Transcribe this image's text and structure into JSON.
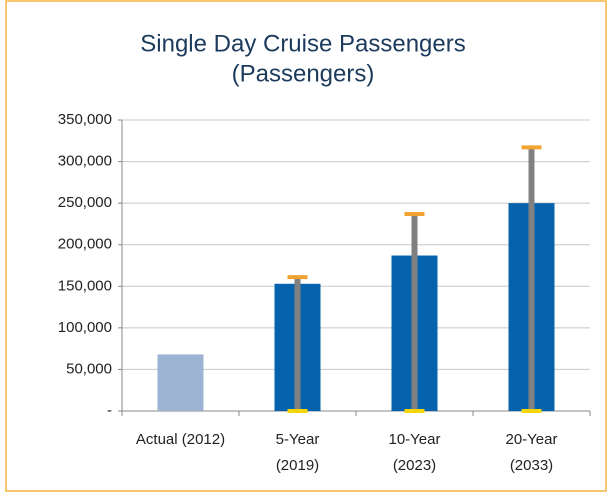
{
  "chart_data": {
    "type": "bar",
    "title": [
      "Single Day Cruise Passengers",
      "(Passengers)"
    ],
    "categories": [
      [
        "Actual (2012)"
      ],
      [
        "5-Year",
        "(2019)"
      ],
      [
        "10-Year",
        "(2023)"
      ],
      [
        "20-Year",
        "(2033)"
      ]
    ],
    "values": [
      68000,
      153000,
      187000,
      250000
    ],
    "colors": [
      "#9cb3d4",
      "#0563ad",
      "#0563ad",
      "#0563ad"
    ],
    "range_low": [
      null,
      0,
      0,
      0
    ],
    "range_high": [
      null,
      161000,
      237000,
      317000
    ],
    "range_color": "#808080",
    "high_color": "#f0a330",
    "low_color": "#f5d40a",
    "ylim": [
      0,
      350000
    ],
    "yticks": [
      {
        "value": 0,
        "label": "-"
      },
      {
        "value": 50000,
        "label": "50,000"
      },
      {
        "value": 100000,
        "label": "100,000"
      },
      {
        "value": 150000,
        "label": "150,000"
      },
      {
        "value": 200000,
        "label": "200,000"
      },
      {
        "value": 250000,
        "label": "250,000"
      },
      {
        "value": 300000,
        "label": "300,000"
      },
      {
        "value": 350000,
        "label": "350,000"
      }
    ],
    "grid": true
  }
}
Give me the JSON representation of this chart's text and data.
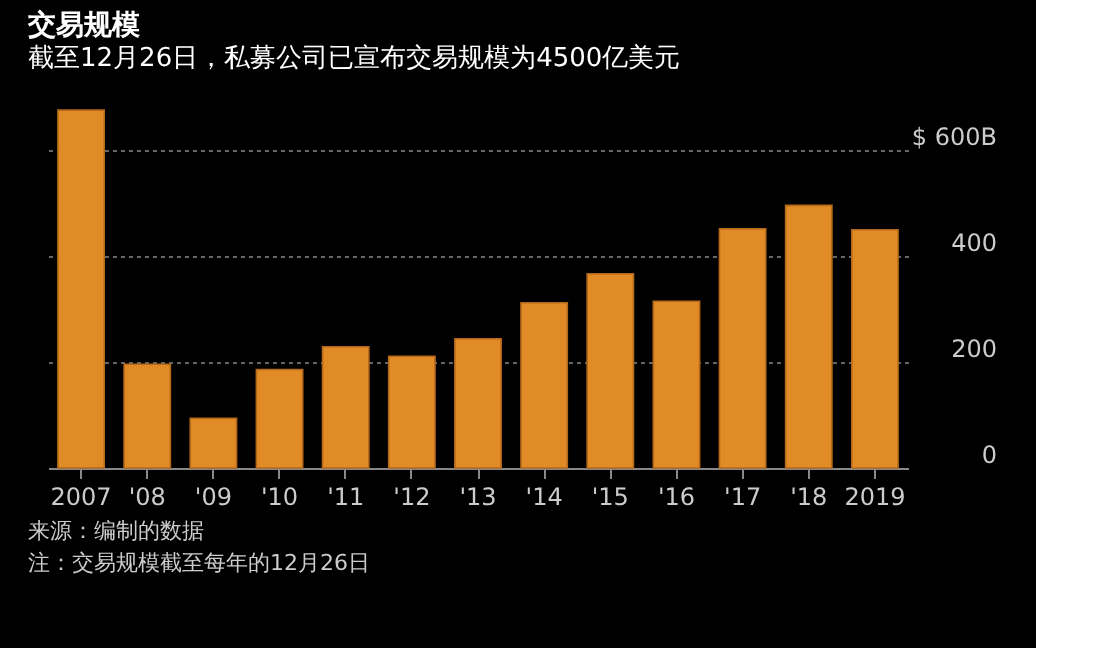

○ ○ ○

WHAT YOU SHOULD DO: Copy the listing over exactly, skipping the pictures it holds.

EXPECTED ANSWER:
Transcribe this image's text and structure into JSON.
{
  "chart_data": {
    "type": "bar",
    "title": [
      "Single Day Cruise Passengers",
      "(Passengers)"
    ],
    "categories": [
      [
        "Actual (2012)"
      ],
      [
        "5-Year",
        "(2019)"
      ],
      [
        "10-Year",
        "(2023)"
      ],
      [
        "20-Year",
        "(2033)"
      ]
    ],
    "values": [
      68000,
      153000,
      187000,
      250000
    ],
    "colors": [
      "#9cb3d4",
      "#0563ad",
      "#0563ad",
      "#0563ad"
    ],
    "range_low": [
      null,
      0,
      0,
      0
    ],
    "range_high": [
      null,
      161000,
      237000,
      317000
    ],
    "range_color": "#808080",
    "high_color": "#f0a330",
    "low_color": "#f5d40a",
    "ylim": [
      0,
      350000
    ],
    "yticks": [
      {
        "value": 0,
        "label": "-"
      },
      {
        "value": 50000,
        "label": "50,000"
      },
      {
        "value": 100000,
        "label": "100,000"
      },
      {
        "value": 150000,
        "label": "150,000"
      },
      {
        "value": 200000,
        "label": "200,000"
      },
      {
        "value": 250000,
        "label": "250,000"
      },
      {
        "value": 300000,
        "label": "300,000"
      },
      {
        "value": 350000,
        "label": "350,000"
      }
    ],
    "grid": true
  }
}
Give me the JSON representation of this chart's text and data.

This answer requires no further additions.